Stated task:
Scan the records for the word "ارسال". Copy each line that includes it.

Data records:
Start

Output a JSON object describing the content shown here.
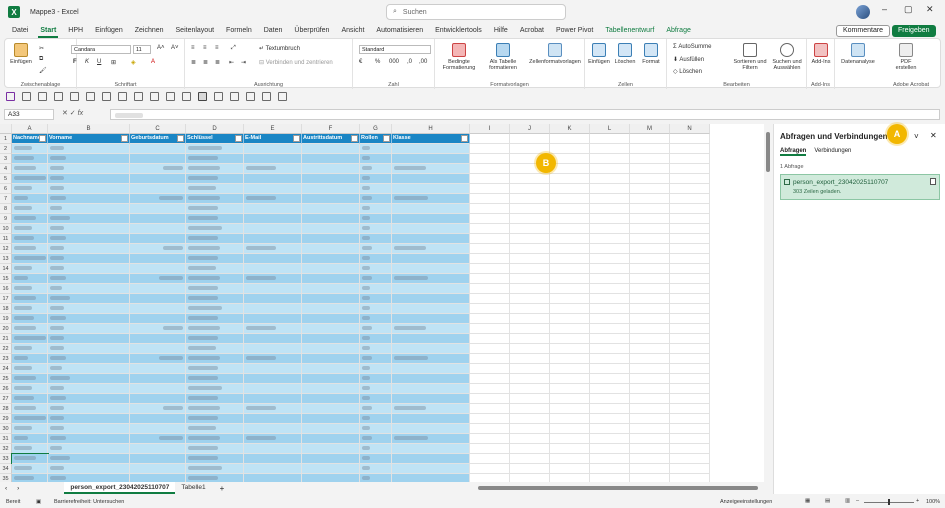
{
  "window": {
    "title": "Mappe3 - Excel",
    "search_placeholder": "Suchen",
    "comments_button": "Kommentare",
    "share_button": "Freigeben"
  },
  "menu_tabs": [
    "Datei",
    "Start",
    "HPH",
    "Einfügen",
    "Zeichnen",
    "Seitenlayout",
    "Formeln",
    "Daten",
    "Überprüfen",
    "Ansicht",
    "Automatisieren",
    "Entwicklertools",
    "Hilfe",
    "Acrobat",
    "Power Pivot",
    "Tabellenentwurf",
    "Abfrage"
  ],
  "active_tab": "Start",
  "ribbon": {
    "clipboard": {
      "paste": "Einfügen",
      "group": "Zwischenablage"
    },
    "font": {
      "name": "Candara",
      "size": "11",
      "group": "Schriftart"
    },
    "alignment": {
      "wrap": "Textumbruch",
      "merge": "Verbinden und zentrieren",
      "group": "Ausrichtung"
    },
    "number": {
      "format": "Standard",
      "group": "Zahl"
    },
    "styles": {
      "conditional": "Bedingte Formatierung",
      "as_table": "Als Tabelle formatieren",
      "cell_styles": "Zellenformatvorlagen",
      "group": "Formatvorlagen"
    },
    "cells": {
      "insert": "Einfügen",
      "delete": "Löschen",
      "format": "Format",
      "group": "Zellen"
    },
    "editing": {
      "autosum": "AutoSumme",
      "fill": "Ausfüllen",
      "clear": "Löschen",
      "sort": "Sortieren und Filtern",
      "find": "Suchen und Auswählen",
      "group": "Bearbeiten"
    },
    "addins": {
      "label": "Add-Ins",
      "group": "Add-Ins"
    },
    "analysis": {
      "label": "Datenanalyse"
    },
    "acrobat": {
      "label": "PDF erstellen",
      "group": "Adobe Acrobat"
    }
  },
  "formula_bar": {
    "name_box": "A33",
    "fx": "fx"
  },
  "columns": [
    "A",
    "B",
    "C",
    "D",
    "E",
    "F",
    "G",
    "H",
    "I",
    "J",
    "K",
    "L",
    "M",
    "N"
  ],
  "table_headers": [
    "Nachname",
    "Vorname",
    "Geburtsdatum",
    "Schlüssel",
    "E-Mail",
    "Austrittsdatum",
    "Rollen",
    "Klasse"
  ],
  "row_numbers": [
    "1",
    "2",
    "3",
    "4",
    "5",
    "6",
    "7",
    "8",
    "9",
    "10",
    "11",
    "12",
    "13",
    "14",
    "15",
    "16",
    "17",
    "18",
    "19",
    "20",
    "21",
    "22",
    "23",
    "24",
    "25",
    "26",
    "27",
    "28",
    "29",
    "30",
    "31",
    "32",
    "33",
    "34",
    "35"
  ],
  "callouts": {
    "a": "A",
    "b": "B"
  },
  "pane": {
    "title": "Abfragen und Verbindungen",
    "tab_queries": "Abfragen",
    "tab_connections": "Verbindungen",
    "count": "1 Abfrage",
    "query_name": "person_export_23042025110707",
    "query_status": "303 Zeilen geladen."
  },
  "sheet_tabs": [
    "person_export_23042025110707",
    "Tabelle1"
  ],
  "status": {
    "ready": "Bereit",
    "accessibility": "Barrierefreiheit: Untersuchen",
    "display_settings": "Anzeigeeinstellungen",
    "zoom": "100%"
  },
  "colors": {
    "excel_green": "#107c41",
    "table_header": "#1a86c5",
    "band_light": "#bfe3f5",
    "band_dark": "#9fd2ee",
    "callout": "#f2b700"
  }
}
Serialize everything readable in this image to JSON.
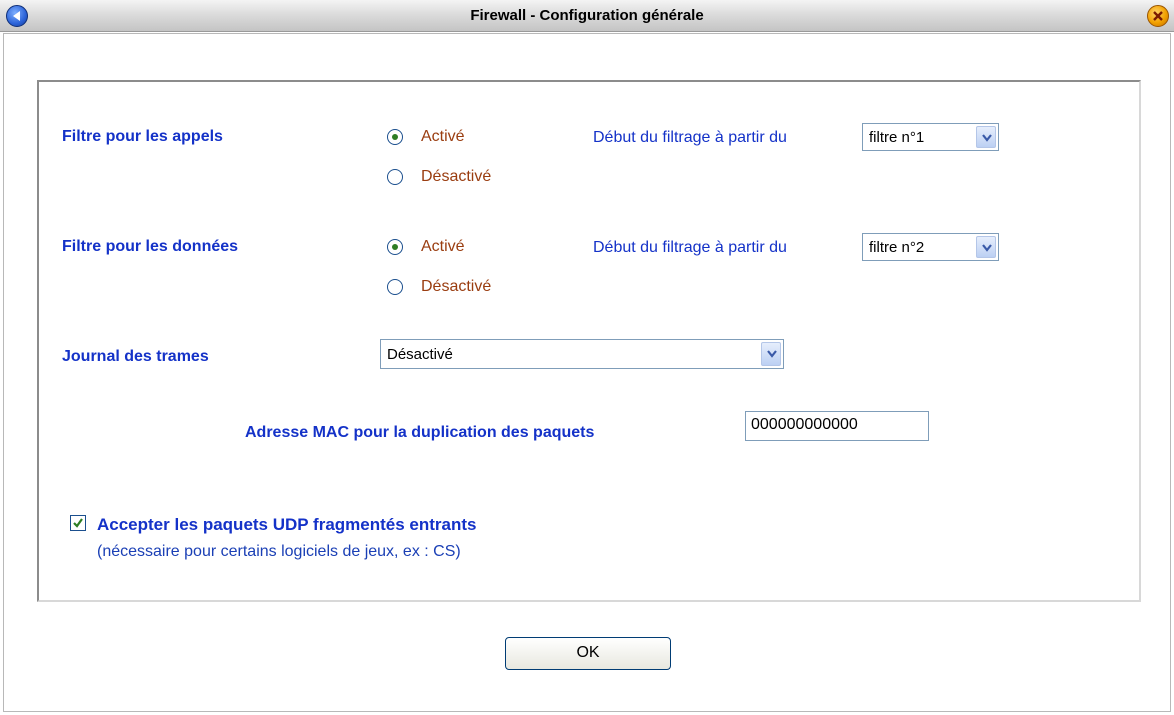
{
  "window": {
    "title": "Firewall - Configuration générale"
  },
  "calls_filter": {
    "label": "Filtre pour les appels",
    "options": [
      "Activé",
      "Désactivé"
    ],
    "selected": "Activé",
    "start_label": "Début du filtrage à partir du",
    "start_value": "filtre n°1"
  },
  "data_filter": {
    "label": "Filtre pour les données",
    "options": [
      "Activé",
      "Désactivé"
    ],
    "selected": "Activé",
    "start_label": "Début du filtrage à partir du",
    "start_value": "filtre n°2"
  },
  "frame_log": {
    "label": "Journal des trames",
    "value": "Désactivé"
  },
  "mac": {
    "label": "Adresse MAC pour la duplication des paquets",
    "value": "000000000000"
  },
  "udp": {
    "checked": true,
    "label": "Accepter les paquets UDP fragmentés entrants",
    "note": "(nécessaire pour certains logiciels de jeux, ex : CS)"
  },
  "ok_label": "OK",
  "icons": {
    "back": "back-arrow-icon",
    "close": "close-icon",
    "dropdown": "chevron-down-icon",
    "check": "checkmark-icon"
  },
  "colors": {
    "label_blue": "#1432c8",
    "radio_text": "#9a3d10",
    "radio_dot": "#2e7d23"
  }
}
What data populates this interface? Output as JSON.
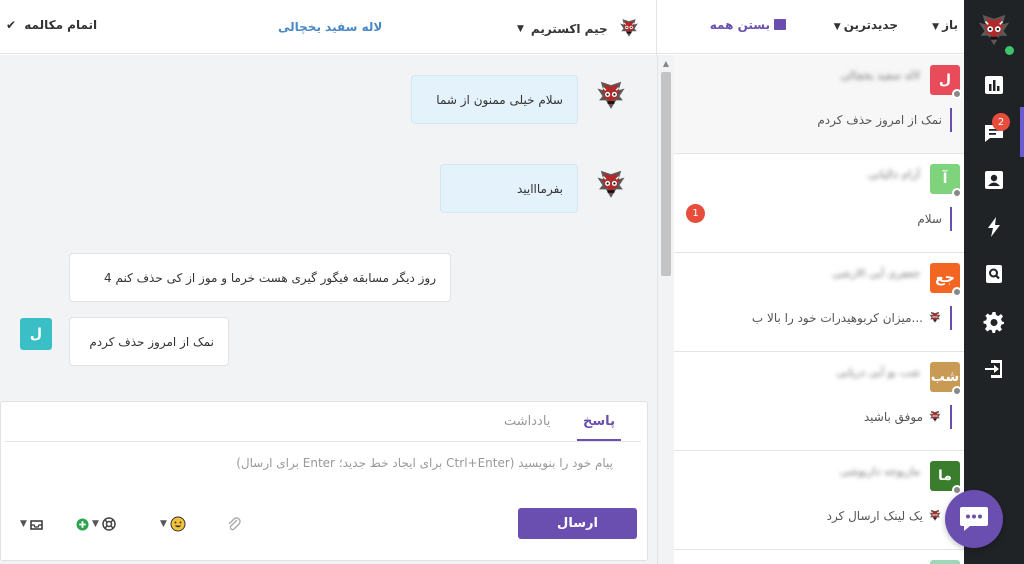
{
  "header": {
    "filter_open": "باز",
    "sort_newest": "جدیدترین",
    "close_all": "بستن همه",
    "finish_chat": "اتمام مکالمه",
    "contact_name": "لاله سفید یخچالی",
    "agent_name": "جیم اکستریم"
  },
  "nav": {
    "badge": "2",
    "icons": [
      "bar-chart-icon",
      "chat-icon",
      "contact-card-icon",
      "lightning-icon",
      "search-doc-icon",
      "gear-icon",
      "logout-icon"
    ]
  },
  "conversations": [
    {
      "avatar": "ل",
      "color": "#e84c5a",
      "name": "لاله سفید یخچالی",
      "last": "نمک از امروز حذف کردم",
      "unread": "",
      "agent_logo": false
    },
    {
      "avatar": "آ",
      "color": "#6fcf71",
      "name": "آرام دالیانی",
      "last": "سلام",
      "unread": "1",
      "agent_logo": false
    },
    {
      "avatar": "جع",
      "color": "#f26522",
      "name": "جعفری آیی الارشی",
      "last": "میزان کربوهیدرات خود را بالا ب...",
      "unread": "",
      "agent_logo": true
    },
    {
      "avatar": "شب",
      "color": "#c99a54",
      "name": "شب بو آبی دریایی",
      "last": "موفق باشید",
      "unread": "",
      "agent_logo": true
    },
    {
      "avatar": "ما",
      "color": "#3a7d2c",
      "name": "ماریوجه داریوشی",
      "last": "یک لینک ارسال کرد",
      "unread": "",
      "agent_logo": true
    }
  ],
  "messages": [
    {
      "text": "سلام خیلی ممنون از شما",
      "dir": "out"
    },
    {
      "text": "بفرمااایید",
      "dir": "out"
    },
    {
      "text": "4 روز دیگر مسابقه فیگور گیری هست خرما و موز از کی حذف کنم",
      "dir": "in"
    },
    {
      "text": "نمک از امروز حذف کردم",
      "dir": "in",
      "avatar": "ل"
    }
  ],
  "reply": {
    "tab_reply": "پاسخ",
    "tab_note": "یادداشت",
    "placeholder": "پیام خود را بنویسید (Ctrl+Enter برای ایجاد خط جدید؛ Enter برای ارسال)",
    "send": "ارسال"
  },
  "colors": {
    "accent": "#6a4eb0",
    "sidebar": "#1f2326",
    "contact_name": "#4a88c7",
    "badge": "#e84c3d"
  }
}
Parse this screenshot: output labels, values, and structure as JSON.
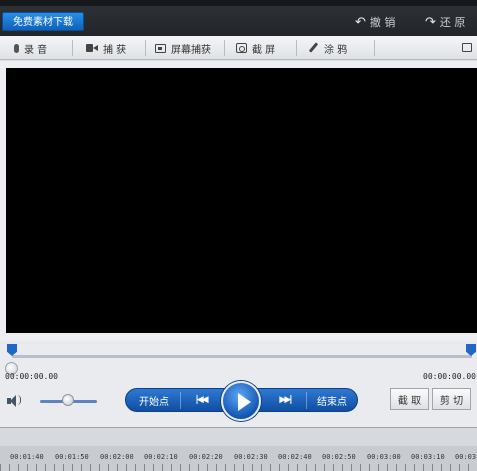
{
  "titlebar": {
    "download_label": "免费素材下载",
    "undo_label": "撤 销",
    "redo_label": "还 原",
    "undo_glyph": "↶",
    "redo_glyph": "↷"
  },
  "toolbar": {
    "record_audio": "录 音",
    "camera": "捕 获",
    "screen_capture": "屏幕捕获",
    "screenshot": "截 屏",
    "brush": "涂 鸦"
  },
  "scrub": {
    "start_time": "00:00:00.00",
    "end_time": "00:00:00.00"
  },
  "controls": {
    "start_point": "开始点",
    "end_point": "结束点",
    "prev_glyph": "|◀◀",
    "next_glyph": "▶▶|",
    "capture": "截 取",
    "cut": "剪 切"
  },
  "ruler": {
    "labels": [
      "00:01:40",
      "00:01:50",
      "00:02:00",
      "00:02:10",
      "00:02:20",
      "00:02:30",
      "00:02:40",
      "00:02:50",
      "00:03:00",
      "00:03:10",
      "00:03"
    ]
  },
  "colors": {
    "accent": "#1a63c4",
    "preview_background": "#000000"
  }
}
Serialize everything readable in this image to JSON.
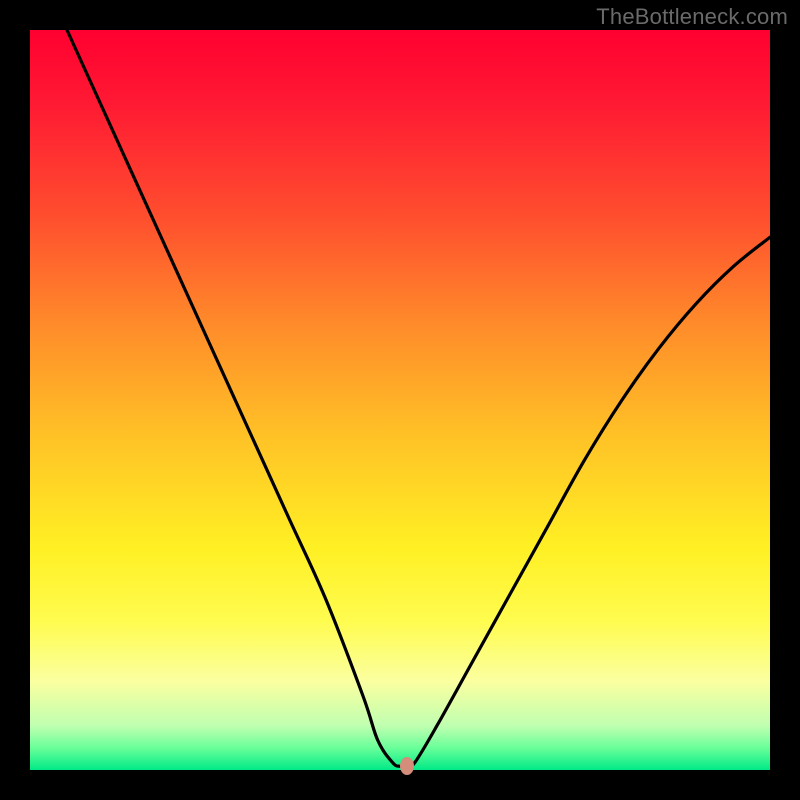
{
  "watermark": "TheBottleneck.com",
  "colors": {
    "frame": "#000000",
    "curve": "#000000",
    "marker": "#d38d7a",
    "gradient_top": "#ff0030",
    "gradient_bottom": "#00ea86"
  },
  "chart_data": {
    "type": "line",
    "title": "",
    "xlabel": "",
    "ylabel": "",
    "xlim": [
      0,
      100
    ],
    "ylim": [
      0,
      100
    ],
    "grid": false,
    "legend": false,
    "series": [
      {
        "name": "bottleneck-curve",
        "x": [
          5,
          10,
          15,
          20,
          25,
          30,
          35,
          40,
          45,
          47,
          49,
          50,
          51,
          52,
          55,
          60,
          65,
          70,
          75,
          80,
          85,
          90,
          95,
          100
        ],
        "y": [
          100,
          89,
          78,
          67,
          56,
          45,
          34,
          23,
          10,
          4,
          1,
          0.5,
          0.5,
          1,
          6,
          15,
          24,
          33,
          42,
          50,
          57,
          63,
          68,
          72
        ]
      }
    ],
    "marker": {
      "x": 51,
      "y": 0.5
    },
    "notes": "V-shaped bottleneck curve over vertical red-to-green gradient. Minimum near x≈51. Values estimated from pixel positions; axes are unlabeled."
  }
}
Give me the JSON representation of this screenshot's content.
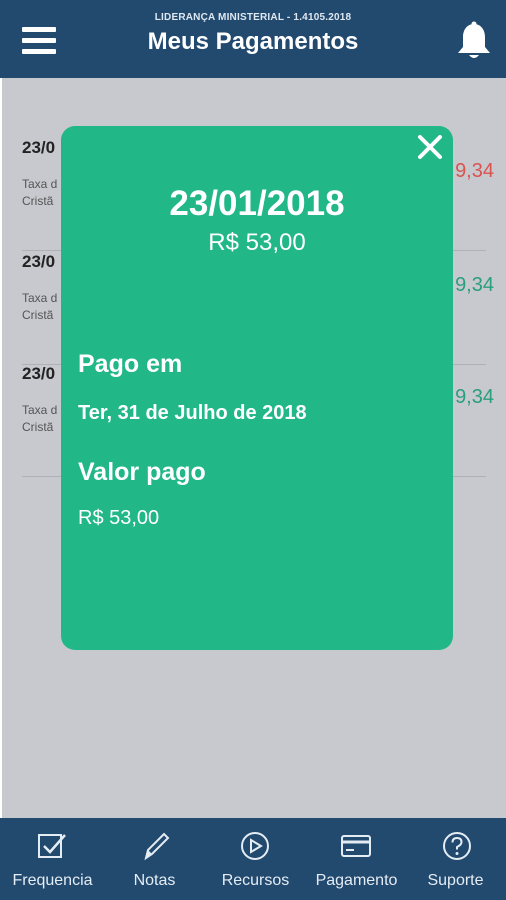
{
  "header": {
    "subtitle": "LIDERANÇA MINISTERIAL - 1.4105.2018",
    "title": "Meus Pagamentos"
  },
  "list": [
    {
      "date": "23/0",
      "desc_line1": "Taxa d",
      "desc_line2": "Cristã",
      "value": "9,34",
      "status_color": "#d9534f"
    },
    {
      "date": "23/0",
      "desc_line1": "Taxa d",
      "desc_line2": "Cristã",
      "value": "9,34",
      "status_color": "#2a9e7d"
    },
    {
      "date": "23/0",
      "desc_line1": "Taxa d",
      "desc_line2": "Cristã",
      "value": "9,34",
      "status_color": "#2a9e7d"
    }
  ],
  "modal": {
    "date": "23/01/2018",
    "amount": "R$ 53,00",
    "paid_on_label": "Pago em",
    "paid_on_value": "Ter, 31 de Julho de 2018",
    "paid_value_label": "Valor pago",
    "paid_value": "R$ 53,00",
    "close_icon": "close-icon",
    "background_color": "#21b786"
  },
  "bottom_nav": [
    {
      "label": "Frequencia",
      "icon": "checkbox-icon"
    },
    {
      "label": "Notas",
      "icon": "pencil-icon"
    },
    {
      "label": "Recursos",
      "icon": "play-circle-icon"
    },
    {
      "label": "Pagamento",
      "icon": "credit-card-icon"
    },
    {
      "label": "Suporte",
      "icon": "help-circle-icon"
    }
  ],
  "colors": {
    "header": "#22496e",
    "overlay": "#c7c9cf"
  }
}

End

Problem solution:
      "last": "یک لینک ارسال کرد",
    "placeholder": "پیام خود را بنویسید (Ctrl+Enter برای ایجاد خط جدید؛ Enter برای ارسال)",
    "send": "ارسال"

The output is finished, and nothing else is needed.